▶ **Short problem**
Pictures aside, write out every record exactly as it appears.

▶ **Material for this exercise**
[start]

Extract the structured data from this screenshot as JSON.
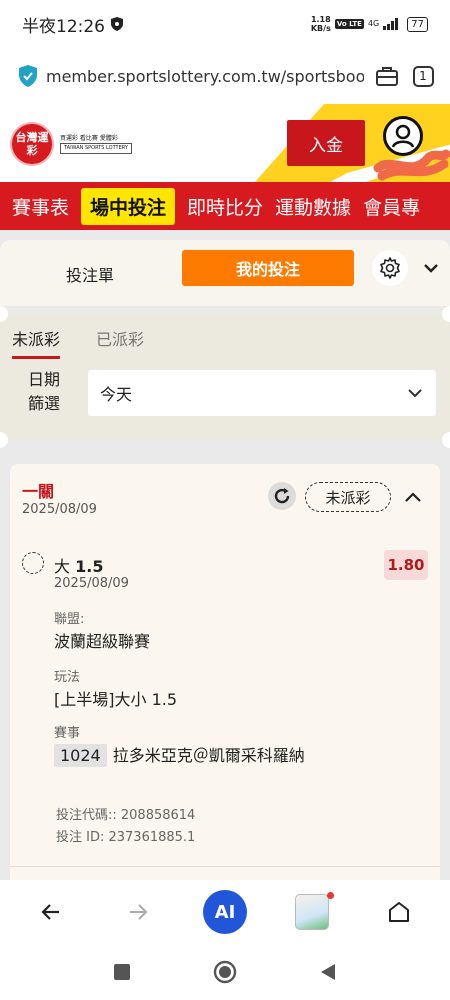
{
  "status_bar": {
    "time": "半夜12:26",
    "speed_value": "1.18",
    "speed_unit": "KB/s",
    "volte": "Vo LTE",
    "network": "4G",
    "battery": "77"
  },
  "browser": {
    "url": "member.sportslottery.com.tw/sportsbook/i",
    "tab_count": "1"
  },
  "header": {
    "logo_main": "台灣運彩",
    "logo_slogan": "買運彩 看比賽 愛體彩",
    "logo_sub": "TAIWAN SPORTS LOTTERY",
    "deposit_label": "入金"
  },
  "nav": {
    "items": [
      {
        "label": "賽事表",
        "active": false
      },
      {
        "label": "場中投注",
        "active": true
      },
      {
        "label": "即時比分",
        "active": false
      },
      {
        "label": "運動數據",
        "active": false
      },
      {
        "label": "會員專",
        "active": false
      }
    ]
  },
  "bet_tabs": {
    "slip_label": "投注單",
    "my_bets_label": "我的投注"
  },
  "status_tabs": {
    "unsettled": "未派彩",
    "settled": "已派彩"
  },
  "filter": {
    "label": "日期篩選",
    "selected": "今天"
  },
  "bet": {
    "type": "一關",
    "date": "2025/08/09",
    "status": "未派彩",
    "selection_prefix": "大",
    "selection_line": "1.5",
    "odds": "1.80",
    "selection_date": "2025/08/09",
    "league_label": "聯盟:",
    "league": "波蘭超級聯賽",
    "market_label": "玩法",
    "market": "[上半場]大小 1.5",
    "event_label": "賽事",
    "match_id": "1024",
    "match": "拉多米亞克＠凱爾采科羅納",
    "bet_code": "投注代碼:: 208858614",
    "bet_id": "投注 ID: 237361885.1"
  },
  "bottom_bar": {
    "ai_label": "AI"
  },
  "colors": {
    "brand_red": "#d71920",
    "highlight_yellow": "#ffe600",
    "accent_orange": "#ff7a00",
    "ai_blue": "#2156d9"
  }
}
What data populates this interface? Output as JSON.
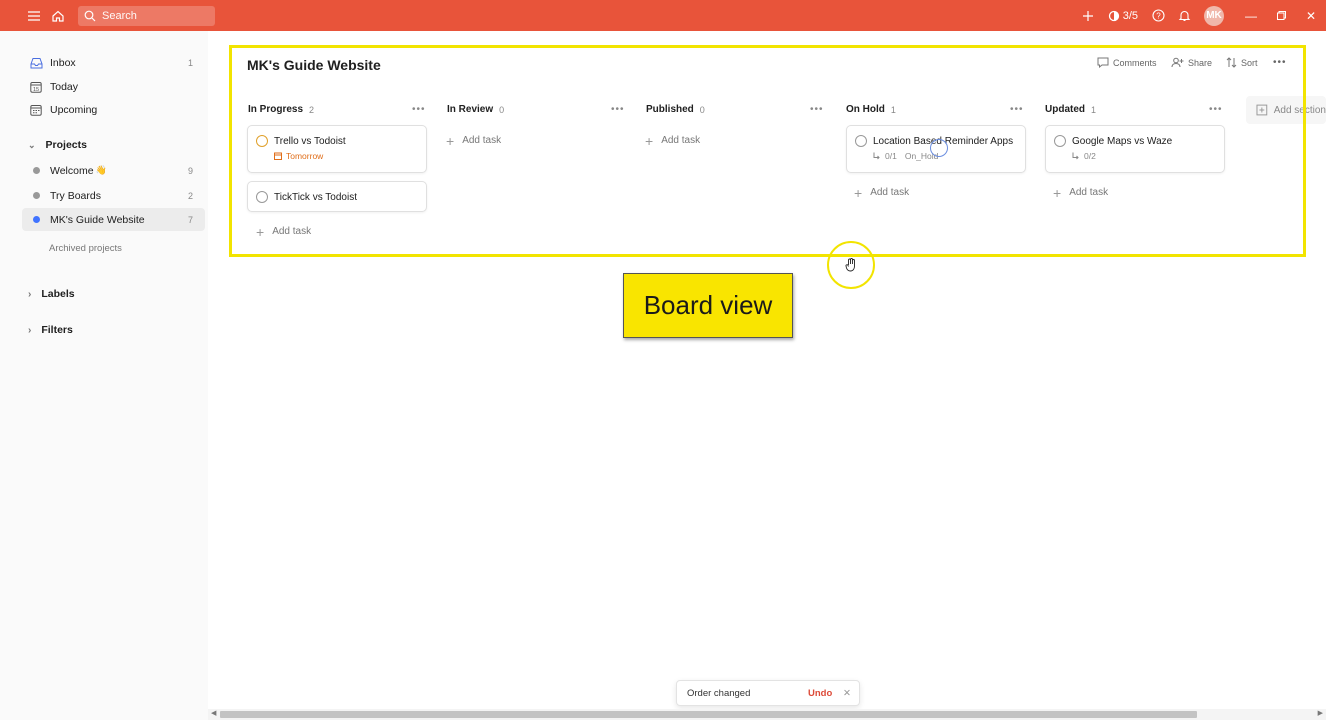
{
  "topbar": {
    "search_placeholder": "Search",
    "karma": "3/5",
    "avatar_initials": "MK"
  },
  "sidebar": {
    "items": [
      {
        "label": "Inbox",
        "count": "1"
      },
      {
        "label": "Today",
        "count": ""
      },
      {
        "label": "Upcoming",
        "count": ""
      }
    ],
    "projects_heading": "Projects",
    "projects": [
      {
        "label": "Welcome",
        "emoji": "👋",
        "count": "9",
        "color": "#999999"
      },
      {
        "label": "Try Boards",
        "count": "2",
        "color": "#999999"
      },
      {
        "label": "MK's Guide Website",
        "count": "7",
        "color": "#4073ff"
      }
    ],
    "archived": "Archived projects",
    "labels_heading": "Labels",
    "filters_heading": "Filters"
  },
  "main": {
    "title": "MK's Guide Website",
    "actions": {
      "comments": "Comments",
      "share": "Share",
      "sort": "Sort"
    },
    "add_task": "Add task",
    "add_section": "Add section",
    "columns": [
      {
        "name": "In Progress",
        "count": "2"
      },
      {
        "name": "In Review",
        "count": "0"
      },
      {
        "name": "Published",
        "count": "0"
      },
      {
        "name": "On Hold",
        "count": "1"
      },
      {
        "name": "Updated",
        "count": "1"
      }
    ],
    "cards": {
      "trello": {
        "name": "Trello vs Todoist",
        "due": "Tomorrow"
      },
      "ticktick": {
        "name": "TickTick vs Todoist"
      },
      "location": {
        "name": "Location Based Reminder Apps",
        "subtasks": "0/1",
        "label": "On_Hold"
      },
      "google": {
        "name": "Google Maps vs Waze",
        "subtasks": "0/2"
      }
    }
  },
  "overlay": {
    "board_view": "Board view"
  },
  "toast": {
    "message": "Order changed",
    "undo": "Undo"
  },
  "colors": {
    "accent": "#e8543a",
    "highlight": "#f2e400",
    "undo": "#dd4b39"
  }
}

[end]

▶ **Answer to the problem**
Extract the structured data from this screenshot as JSON.
{
  "status_bar": {
    "time": "半夜12:26",
    "speed_value": "1.18",
    "speed_unit": "KB/s",
    "volte": "Vo LTE",
    "network": "4G",
    "battery": "77"
  },
  "browser": {
    "url": "member.sportslottery.com.tw/sportsbook/i",
    "tab_count": "1"
  },
  "header": {
    "logo_main": "台灣運彩",
    "logo_slogan": "買運彩 看比賽 愛體彩",
    "logo_sub": "TAIWAN SPORTS LOTTERY",
    "deposit_label": "入金"
  },
  "nav": {
    "items": [
      {
        "label": "賽事表",
        "active": false
      },
      {
        "label": "場中投注",
        "active": true
      },
      {
        "label": "即時比分",
        "active": false
      },
      {
        "label": "運動數據",
        "active": false
      },
      {
        "label": "會員專",
        "active": false
      }
    ]
  },
  "bet_tabs": {
    "slip_label": "投注單",
    "my_bets_label": "我的投注"
  },
  "status_tabs": {
    "unsettled": "未派彩",
    "settled": "已派彩"
  },
  "filter": {
    "label": "日期篩選",
    "selected": "今天"
  },
  "bet": {
    "type": "一關",
    "date": "2025/08/09",
    "status": "未派彩",
    "selection_prefix": "大",
    "selection_line": "1.5",
    "odds": "1.80",
    "selection_date": "2025/08/09",
    "league_label": "聯盟:",
    "league": "波蘭超級聯賽",
    "market_label": "玩法",
    "market": "[上半場]大小 1.5",
    "event_label": "賽事",
    "match_id": "1024",
    "match": "拉多米亞克＠凱爾采科羅納",
    "bet_code": "投注代碼:: 208858614",
    "bet_id": "投注 ID: 237361885.1"
  },
  "bottom_bar": {
    "ai_label": "AI"
  },
  "colors": {
    "brand_red": "#d71920",
    "highlight_yellow": "#ffe600",
    "accent_orange": "#ff7a00",
    "ai_blue": "#2156d9"
  }
}
What data populates this interface? Output as JSON.
{
  "topbar": {
    "search_placeholder": "Search",
    "karma": "3/5",
    "avatar_initials": "MK"
  },
  "sidebar": {
    "items": [
      {
        "label": "Inbox",
        "count": "1"
      },
      {
        "label": "Today",
        "count": ""
      },
      {
        "label": "Upcoming",
        "count": ""
      }
    ],
    "projects_heading": "Projects",
    "projects": [
      {
        "label": "Welcome",
        "emoji": "👋",
        "count": "9",
        "color": "#999999"
      },
      {
        "label": "Try Boards",
        "count": "2",
        "color": "#999999"
      },
      {
        "label": "MK's Guide Website",
        "count": "7",
        "color": "#4073ff"
      }
    ],
    "archived": "Archived projects",
    "labels_heading": "Labels",
    "filters_heading": "Filters"
  },
  "main": {
    "title": "MK's Guide Website",
    "actions": {
      "comments": "Comments",
      "share": "Share",
      "sort": "Sort"
    },
    "add_task": "Add task",
    "add_section": "Add section",
    "columns": [
      {
        "name": "In Progress",
        "count": "2"
      },
      {
        "name": "In Review",
        "count": "0"
      },
      {
        "name": "Published",
        "count": "0"
      },
      {
        "name": "On Hold",
        "count": "1"
      },
      {
        "name": "Updated",
        "count": "1"
      }
    ],
    "cards": {
      "trello": {
        "name": "Trello vs Todoist",
        "due": "Tomorrow"
      },
      "ticktick": {
        "name": "TickTick vs Todoist"
      },
      "location": {
        "name": "Location Based Reminder Apps",
        "subtasks": "0/1",
        "label": "On_Hold"
      },
      "google": {
        "name": "Google Maps vs Waze",
        "subtasks": "0/2"
      }
    }
  },
  "overlay": {
    "board_view": "Board view"
  },
  "toast": {
    "message": "Order changed",
    "undo": "Undo"
  },
  "colors": {
    "accent": "#e8543a",
    "highlight": "#f2e400",
    "undo": "#dd4b39"
  }
}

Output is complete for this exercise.